• Work required
Find every line in the records below that holds the word "title", and copy each one.

-- Begin Records for the task --

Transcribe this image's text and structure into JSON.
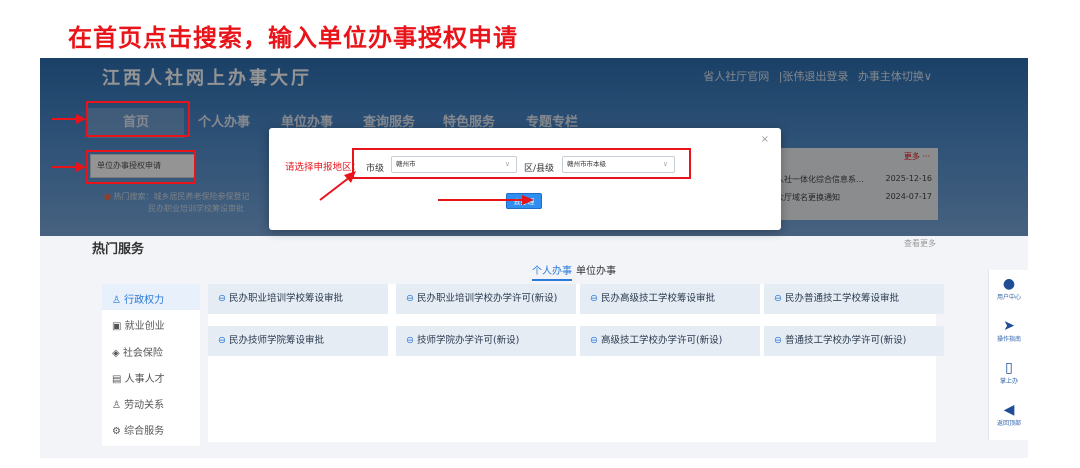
{
  "instruction": "在首页点击搜索，输入单位办事授权申请",
  "site": {
    "title": "江西人社网上办事大厅",
    "top_links": [
      "省人社厅官网",
      "|张伟退出登录",
      "办事主体切换∨"
    ]
  },
  "nav": [
    "首页",
    "个人办事",
    "单位办事",
    "查询服务",
    "特色服务",
    "专题专栏"
  ],
  "search": {
    "value": "单位办事授权申请"
  },
  "hot_search": {
    "label": "热门搜索：",
    "line1": "城乡居民养老保险参保登记",
    "line2": "民办职业培训学校筹设审批"
  },
  "news": {
    "more": "更多 ···",
    "rows": [
      {
        "title": "人社一体化综合信息系...",
        "date": "2025-12-16"
      },
      {
        "title": "大厅域名更换通知",
        "date": "2024-07-17"
      }
    ]
  },
  "hot_services": {
    "title": "热门服务",
    "see_more": "查看更多",
    "tabs": [
      "个人办事",
      "单位办事"
    ],
    "categories": [
      "行政权力",
      "就业创业",
      "社会保险",
      "人事人才",
      "劳动关系",
      "综合服务"
    ],
    "category_icons": [
      "person-icon",
      "briefcase-icon",
      "shield-icon",
      "id-card-icon",
      "people-icon",
      "gear-icon"
    ],
    "items": [
      "民办职业培训学校筹设审批",
      "民办职业培训学校办学许可(新设)",
      "民办高级技工学校筹设审批",
      "民办普通技工学校筹设审批",
      "民办技师学院筹设审批",
      "技师学院办学许可(新设)",
      "高级技工学校办学许可(新设)",
      "普通技工学校办学许可(新设)"
    ]
  },
  "side_float": [
    "用户中心",
    "操作指南",
    "掌上办",
    "返回顶部"
  ],
  "dialog": {
    "prompt": "请选择申报地区：",
    "city_label": "市级",
    "city_value": "赣州市",
    "county_label": "区/县级",
    "county_value": "赣州市市本级",
    "submit": "去办理",
    "close": "×"
  },
  "colors": {
    "highlight": "#e8141a",
    "primary": "#2f8ef0",
    "banner": "#2f70b3"
  }
}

-- End Records for the task --

• In response
    "title": "江西人社网上办事大厅",
        "title": "人社一体化综合信息系...",
        "title": "大厅域名更换通知",
    "title": "热门服务",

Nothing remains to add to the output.